**Job:**
Report each line of the data that includes the word "Asszony".

**Material for the task:**
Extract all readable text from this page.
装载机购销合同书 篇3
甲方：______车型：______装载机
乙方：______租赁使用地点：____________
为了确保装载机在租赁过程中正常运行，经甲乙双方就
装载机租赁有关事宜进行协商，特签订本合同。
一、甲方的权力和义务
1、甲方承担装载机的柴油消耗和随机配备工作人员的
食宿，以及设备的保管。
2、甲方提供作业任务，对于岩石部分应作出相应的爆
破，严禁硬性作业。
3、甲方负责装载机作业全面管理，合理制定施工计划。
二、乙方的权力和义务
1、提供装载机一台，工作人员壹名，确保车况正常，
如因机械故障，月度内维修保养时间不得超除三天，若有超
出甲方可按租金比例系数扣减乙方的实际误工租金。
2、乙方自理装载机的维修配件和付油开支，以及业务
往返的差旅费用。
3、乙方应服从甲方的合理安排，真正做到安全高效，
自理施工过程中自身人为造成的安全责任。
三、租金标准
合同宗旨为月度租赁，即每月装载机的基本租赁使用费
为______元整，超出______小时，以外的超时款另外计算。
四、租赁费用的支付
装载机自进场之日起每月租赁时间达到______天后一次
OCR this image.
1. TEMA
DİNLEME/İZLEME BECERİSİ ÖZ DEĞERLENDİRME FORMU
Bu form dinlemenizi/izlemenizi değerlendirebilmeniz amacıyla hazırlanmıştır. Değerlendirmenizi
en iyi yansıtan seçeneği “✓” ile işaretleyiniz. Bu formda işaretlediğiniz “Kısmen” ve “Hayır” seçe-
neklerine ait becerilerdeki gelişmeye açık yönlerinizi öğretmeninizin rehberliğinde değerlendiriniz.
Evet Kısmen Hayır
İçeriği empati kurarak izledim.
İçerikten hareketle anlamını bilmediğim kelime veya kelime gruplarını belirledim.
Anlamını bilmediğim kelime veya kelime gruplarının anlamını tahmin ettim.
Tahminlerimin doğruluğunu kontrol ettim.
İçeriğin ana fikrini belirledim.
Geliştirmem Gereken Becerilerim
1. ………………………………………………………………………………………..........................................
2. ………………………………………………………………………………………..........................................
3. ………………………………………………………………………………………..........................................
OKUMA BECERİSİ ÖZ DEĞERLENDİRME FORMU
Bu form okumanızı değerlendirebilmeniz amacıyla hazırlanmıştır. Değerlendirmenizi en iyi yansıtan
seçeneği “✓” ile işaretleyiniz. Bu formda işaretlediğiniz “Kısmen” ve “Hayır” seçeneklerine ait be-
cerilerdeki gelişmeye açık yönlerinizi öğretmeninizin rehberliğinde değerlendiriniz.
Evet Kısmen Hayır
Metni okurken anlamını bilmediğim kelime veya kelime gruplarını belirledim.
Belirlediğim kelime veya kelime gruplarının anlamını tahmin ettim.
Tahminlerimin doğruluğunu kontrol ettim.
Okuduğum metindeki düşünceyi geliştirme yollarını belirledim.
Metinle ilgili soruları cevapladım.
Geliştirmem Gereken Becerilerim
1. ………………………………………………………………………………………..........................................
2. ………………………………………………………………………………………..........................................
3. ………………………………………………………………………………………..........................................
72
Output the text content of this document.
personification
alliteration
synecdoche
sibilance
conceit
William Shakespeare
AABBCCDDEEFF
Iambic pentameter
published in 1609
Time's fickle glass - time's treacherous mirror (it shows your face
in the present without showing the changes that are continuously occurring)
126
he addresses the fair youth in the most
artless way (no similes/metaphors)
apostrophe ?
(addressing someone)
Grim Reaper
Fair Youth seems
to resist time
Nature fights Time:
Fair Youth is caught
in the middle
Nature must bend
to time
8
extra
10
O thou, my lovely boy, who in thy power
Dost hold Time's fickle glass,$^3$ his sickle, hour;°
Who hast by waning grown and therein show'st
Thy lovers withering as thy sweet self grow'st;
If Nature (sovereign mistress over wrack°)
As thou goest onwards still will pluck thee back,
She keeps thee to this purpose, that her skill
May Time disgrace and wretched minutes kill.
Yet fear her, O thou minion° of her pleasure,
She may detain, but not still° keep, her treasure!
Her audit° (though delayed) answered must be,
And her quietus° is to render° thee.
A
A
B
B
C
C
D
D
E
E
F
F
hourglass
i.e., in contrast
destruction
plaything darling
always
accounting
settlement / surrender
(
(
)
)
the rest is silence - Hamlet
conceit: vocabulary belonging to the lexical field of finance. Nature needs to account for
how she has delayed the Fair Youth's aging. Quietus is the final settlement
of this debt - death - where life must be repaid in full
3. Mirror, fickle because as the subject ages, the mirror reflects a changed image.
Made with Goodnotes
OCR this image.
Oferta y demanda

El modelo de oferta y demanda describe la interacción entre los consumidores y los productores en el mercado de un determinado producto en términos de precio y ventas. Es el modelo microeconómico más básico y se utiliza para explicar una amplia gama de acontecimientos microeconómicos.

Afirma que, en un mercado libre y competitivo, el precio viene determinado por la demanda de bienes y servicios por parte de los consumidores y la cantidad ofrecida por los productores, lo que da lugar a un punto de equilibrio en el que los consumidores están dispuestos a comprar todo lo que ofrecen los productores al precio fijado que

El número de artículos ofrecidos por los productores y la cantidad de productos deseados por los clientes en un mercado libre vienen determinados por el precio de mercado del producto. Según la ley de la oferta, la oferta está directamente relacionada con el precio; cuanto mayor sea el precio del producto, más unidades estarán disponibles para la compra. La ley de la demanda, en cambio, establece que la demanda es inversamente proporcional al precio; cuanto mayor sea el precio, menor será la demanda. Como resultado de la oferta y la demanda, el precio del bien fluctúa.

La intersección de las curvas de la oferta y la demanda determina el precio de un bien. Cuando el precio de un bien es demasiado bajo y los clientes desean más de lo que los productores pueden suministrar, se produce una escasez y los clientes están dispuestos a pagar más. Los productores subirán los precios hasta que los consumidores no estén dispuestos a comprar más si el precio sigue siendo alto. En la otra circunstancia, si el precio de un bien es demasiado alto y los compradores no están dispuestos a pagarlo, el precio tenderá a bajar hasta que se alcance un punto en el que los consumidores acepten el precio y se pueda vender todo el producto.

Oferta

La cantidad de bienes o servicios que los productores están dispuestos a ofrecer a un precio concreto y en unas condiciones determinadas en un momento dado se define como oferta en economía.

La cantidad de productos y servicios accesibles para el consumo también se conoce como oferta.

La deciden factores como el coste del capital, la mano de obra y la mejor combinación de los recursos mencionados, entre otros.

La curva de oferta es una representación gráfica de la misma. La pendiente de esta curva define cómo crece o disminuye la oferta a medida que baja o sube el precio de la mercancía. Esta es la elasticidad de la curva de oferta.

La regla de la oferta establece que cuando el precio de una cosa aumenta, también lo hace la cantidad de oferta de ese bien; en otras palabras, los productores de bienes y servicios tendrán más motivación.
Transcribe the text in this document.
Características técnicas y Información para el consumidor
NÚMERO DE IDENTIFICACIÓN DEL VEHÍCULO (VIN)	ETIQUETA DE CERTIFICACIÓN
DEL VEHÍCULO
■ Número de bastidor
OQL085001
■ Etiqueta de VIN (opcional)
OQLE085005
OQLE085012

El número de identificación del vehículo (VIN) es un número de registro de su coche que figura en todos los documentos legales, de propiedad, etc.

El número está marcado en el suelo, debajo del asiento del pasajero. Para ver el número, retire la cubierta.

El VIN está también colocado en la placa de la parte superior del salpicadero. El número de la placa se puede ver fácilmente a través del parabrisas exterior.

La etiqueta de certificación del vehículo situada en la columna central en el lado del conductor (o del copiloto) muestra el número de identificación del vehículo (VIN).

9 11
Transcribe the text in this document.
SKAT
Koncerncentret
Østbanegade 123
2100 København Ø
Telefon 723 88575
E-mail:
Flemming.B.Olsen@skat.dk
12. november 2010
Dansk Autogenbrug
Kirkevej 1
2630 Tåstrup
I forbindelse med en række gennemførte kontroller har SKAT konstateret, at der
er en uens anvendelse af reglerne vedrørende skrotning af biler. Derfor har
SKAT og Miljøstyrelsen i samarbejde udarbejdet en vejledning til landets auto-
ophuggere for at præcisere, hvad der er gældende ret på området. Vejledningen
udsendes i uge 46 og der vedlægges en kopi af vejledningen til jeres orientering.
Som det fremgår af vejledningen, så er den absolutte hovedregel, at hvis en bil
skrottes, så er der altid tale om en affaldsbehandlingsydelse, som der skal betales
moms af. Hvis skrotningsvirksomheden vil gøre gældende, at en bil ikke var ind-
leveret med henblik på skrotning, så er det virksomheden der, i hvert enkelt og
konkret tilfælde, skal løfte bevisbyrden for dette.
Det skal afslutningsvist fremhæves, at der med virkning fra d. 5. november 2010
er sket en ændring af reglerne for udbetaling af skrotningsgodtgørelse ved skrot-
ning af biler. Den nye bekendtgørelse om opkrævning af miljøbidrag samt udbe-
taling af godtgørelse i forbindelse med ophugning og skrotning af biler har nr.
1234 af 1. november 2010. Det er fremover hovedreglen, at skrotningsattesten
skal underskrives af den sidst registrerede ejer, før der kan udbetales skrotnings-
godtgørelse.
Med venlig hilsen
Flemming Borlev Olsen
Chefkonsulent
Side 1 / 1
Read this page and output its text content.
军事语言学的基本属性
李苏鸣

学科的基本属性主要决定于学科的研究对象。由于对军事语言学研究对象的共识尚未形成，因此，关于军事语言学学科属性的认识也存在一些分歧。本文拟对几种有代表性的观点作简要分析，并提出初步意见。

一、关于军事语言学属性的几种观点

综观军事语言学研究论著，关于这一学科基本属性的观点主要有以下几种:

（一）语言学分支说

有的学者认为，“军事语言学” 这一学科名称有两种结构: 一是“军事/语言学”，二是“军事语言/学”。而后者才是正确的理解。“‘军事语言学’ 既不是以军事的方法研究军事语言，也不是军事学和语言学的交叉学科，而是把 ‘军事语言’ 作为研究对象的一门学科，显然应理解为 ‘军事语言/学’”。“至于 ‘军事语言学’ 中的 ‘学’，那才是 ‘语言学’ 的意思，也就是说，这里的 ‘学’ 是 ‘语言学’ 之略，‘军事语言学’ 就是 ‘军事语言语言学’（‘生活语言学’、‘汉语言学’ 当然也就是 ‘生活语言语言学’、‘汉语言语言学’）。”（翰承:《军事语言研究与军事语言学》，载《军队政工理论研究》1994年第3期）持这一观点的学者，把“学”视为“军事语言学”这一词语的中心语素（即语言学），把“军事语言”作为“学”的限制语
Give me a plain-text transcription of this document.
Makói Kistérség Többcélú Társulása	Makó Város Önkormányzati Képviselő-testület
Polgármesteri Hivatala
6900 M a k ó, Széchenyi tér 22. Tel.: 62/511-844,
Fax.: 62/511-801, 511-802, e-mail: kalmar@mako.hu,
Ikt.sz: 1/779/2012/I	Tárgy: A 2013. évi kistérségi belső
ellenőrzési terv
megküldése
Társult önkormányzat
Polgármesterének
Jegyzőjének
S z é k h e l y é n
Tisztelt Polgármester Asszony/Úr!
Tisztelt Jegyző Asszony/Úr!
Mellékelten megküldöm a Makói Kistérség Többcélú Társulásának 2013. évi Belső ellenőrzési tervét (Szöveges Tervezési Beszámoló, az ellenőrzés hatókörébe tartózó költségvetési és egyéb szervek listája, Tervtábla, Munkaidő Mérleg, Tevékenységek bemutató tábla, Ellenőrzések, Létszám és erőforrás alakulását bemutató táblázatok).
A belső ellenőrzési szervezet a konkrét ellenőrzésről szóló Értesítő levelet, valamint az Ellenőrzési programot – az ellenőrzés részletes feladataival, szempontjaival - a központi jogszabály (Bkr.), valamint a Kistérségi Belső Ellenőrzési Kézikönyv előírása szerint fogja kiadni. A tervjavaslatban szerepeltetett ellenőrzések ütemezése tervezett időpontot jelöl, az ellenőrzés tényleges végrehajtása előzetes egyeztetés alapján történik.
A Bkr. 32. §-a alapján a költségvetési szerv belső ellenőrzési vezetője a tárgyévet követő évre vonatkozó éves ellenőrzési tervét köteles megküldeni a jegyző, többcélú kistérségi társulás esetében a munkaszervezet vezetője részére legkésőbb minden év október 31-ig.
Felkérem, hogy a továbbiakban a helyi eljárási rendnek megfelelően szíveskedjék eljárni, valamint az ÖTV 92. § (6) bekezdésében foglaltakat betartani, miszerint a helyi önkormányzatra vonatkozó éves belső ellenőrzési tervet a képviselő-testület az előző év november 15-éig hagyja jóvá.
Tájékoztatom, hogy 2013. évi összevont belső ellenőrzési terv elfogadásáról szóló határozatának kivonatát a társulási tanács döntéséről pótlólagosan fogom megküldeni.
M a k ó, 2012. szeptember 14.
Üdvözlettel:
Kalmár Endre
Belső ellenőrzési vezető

**Worked solution:**
Tisztelt Polgármester Asszony/Úr!
Tisztelt Jegyző Asszony/Úr!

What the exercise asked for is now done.